• EXERCISE PROMPT:
Reproduce every entry exactly as shown.

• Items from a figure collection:
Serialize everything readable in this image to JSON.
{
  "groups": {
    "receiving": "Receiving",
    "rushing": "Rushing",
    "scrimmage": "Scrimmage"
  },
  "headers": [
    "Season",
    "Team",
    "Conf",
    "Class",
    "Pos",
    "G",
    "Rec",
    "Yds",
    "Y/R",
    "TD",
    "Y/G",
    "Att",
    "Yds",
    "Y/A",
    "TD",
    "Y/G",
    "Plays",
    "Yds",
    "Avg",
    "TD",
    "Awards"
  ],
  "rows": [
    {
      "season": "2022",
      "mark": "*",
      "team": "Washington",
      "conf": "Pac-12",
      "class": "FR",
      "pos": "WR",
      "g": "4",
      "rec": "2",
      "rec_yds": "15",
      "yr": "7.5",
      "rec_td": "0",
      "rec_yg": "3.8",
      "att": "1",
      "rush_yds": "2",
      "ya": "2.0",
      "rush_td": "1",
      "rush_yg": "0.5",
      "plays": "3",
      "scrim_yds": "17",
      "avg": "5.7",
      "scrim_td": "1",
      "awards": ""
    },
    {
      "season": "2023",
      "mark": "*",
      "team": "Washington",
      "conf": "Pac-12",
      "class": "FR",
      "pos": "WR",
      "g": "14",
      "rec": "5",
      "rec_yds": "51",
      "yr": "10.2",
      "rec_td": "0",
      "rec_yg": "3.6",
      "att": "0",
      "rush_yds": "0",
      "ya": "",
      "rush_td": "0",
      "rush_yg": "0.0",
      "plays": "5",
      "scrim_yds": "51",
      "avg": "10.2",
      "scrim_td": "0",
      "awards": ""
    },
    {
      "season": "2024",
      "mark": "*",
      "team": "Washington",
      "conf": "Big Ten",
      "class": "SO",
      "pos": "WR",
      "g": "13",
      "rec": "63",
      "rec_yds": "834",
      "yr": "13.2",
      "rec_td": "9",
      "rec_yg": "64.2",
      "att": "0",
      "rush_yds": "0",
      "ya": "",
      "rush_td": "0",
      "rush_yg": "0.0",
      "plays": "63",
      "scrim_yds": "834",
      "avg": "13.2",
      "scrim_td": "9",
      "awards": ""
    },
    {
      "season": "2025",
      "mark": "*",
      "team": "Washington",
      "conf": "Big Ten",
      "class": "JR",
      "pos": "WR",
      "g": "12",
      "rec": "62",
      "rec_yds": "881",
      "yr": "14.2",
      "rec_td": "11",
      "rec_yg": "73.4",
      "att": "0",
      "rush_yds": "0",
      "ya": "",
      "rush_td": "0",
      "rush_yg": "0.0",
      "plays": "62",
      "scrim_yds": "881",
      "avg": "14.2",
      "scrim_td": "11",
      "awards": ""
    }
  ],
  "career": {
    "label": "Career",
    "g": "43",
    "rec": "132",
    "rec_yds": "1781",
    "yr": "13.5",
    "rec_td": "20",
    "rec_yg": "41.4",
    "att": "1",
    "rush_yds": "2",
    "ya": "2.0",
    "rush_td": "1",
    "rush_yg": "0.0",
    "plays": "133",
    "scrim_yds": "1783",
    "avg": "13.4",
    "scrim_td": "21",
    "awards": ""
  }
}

• WORKED ANSWER:
Serialize everything readable in this image to JSON.
{
  "groups": {
    "receiving": "Receiving",
    "rushing": "Rushing",
    "scrimmage": "Scrimmage"
  },
  "headers": [
    "Season",
    "Team",
    "Conf",
    "Class",
    "Pos",
    "G",
    "Rec",
    "Yds",
    "Y/R",
    "TD",
    "Y/G",
    "Att",
    "Yds",
    "Y/A",
    "TD",
    "Y/G",
    "Plays",
    "Yds",
    "Avg",
    "TD",
    "Awards"
  ],
  "rows": [
    {
      "season": "2022",
      "mark": "*",
      "team": "Washington",
      "conf": "Pac-12",
      "class": "FR",
      "pos": "WR",
      "g": "4",
      "rec": "2",
      "rec_yds": "15",
      "yr": "7.5",
      "rec_td": "0",
      "rec_yg": "3.8",
      "att": "1",
      "rush_yds": "2",
      "ya": "2.0",
      "rush_td": "1",
      "rush_yg": "0.5",
      "plays": "3",
      "scrim_yds": "17",
      "avg": "5.7",
      "scrim_td": "1",
      "awards": ""
    },
    {
      "season": "2023",
      "mark": "*",
      "team": "Washington",
      "conf": "Pac-12",
      "class": "FR",
      "pos": "WR",
      "g": "14",
      "rec": "5",
      "rec_yds": "51",
      "yr": "10.2",
      "rec_td": "0",
      "rec_yg": "3.6",
      "att": "0",
      "rush_yds": "0",
      "ya": "",
      "rush_td": "0",
      "rush_yg": "0.0",
      "plays": "5",
      "scrim_yds": "51",
      "avg": "10.2",
      "scrim_td": "0",
      "awards": ""
    },
    {
      "season": "2024",
      "mark": "*",
      "team": "Washington",
      "conf": "Big Ten",
      "class": "SO",
      "pos": "WR",
      "g": "13",
      "rec": "63",
      "rec_yds": "834",
      "yr": "13.2",
      "rec_td": "9",
      "rec_yg": "64.2",
      "att": "0",
      "rush_yds": "0",
      "ya": "",
      "rush_td": "0",
      "rush_yg": "0.0",
      "plays": "63",
      "scrim_yds": "834",
      "avg": "13.2",
      "scrim_td": "9",
      "awards": ""
    },
    {
      "season": "2025",
      "mark": "*",
      "team": "Washington",
      "conf": "Big Ten",
      "class": "JR",
      "pos": "WR",
      "g": "12",
      "rec": "62",
      "rec_yds": "881",
      "yr": "14.2",
      "rec_td": "11",
      "rec_yg": "73.4",
      "att": "0",
      "rush_yds": "0",
      "ya": "",
      "rush_td": "0",
      "rush_yg": "0.0",
      "plays": "62",
      "scrim_yds": "881",
      "avg": "14.2",
      "scrim_td": "11",
      "awards": ""
    }
  ],
  "career": {
    "label": "Career",
    "g": "43",
    "rec": "132",
    "rec_yds": "1781",
    "yr": "13.5",
    "rec_td": "20",
    "rec_yg": "41.4",
    "att": "1",
    "rush_yds": "2",
    "ya": "2.0",
    "rush_td": "1",
    "rush_yg": "0.0",
    "plays": "133",
    "scrim_yds": "1783",
    "avg": "13.4",
    "scrim_td": "21",
    "awards": ""
  }
}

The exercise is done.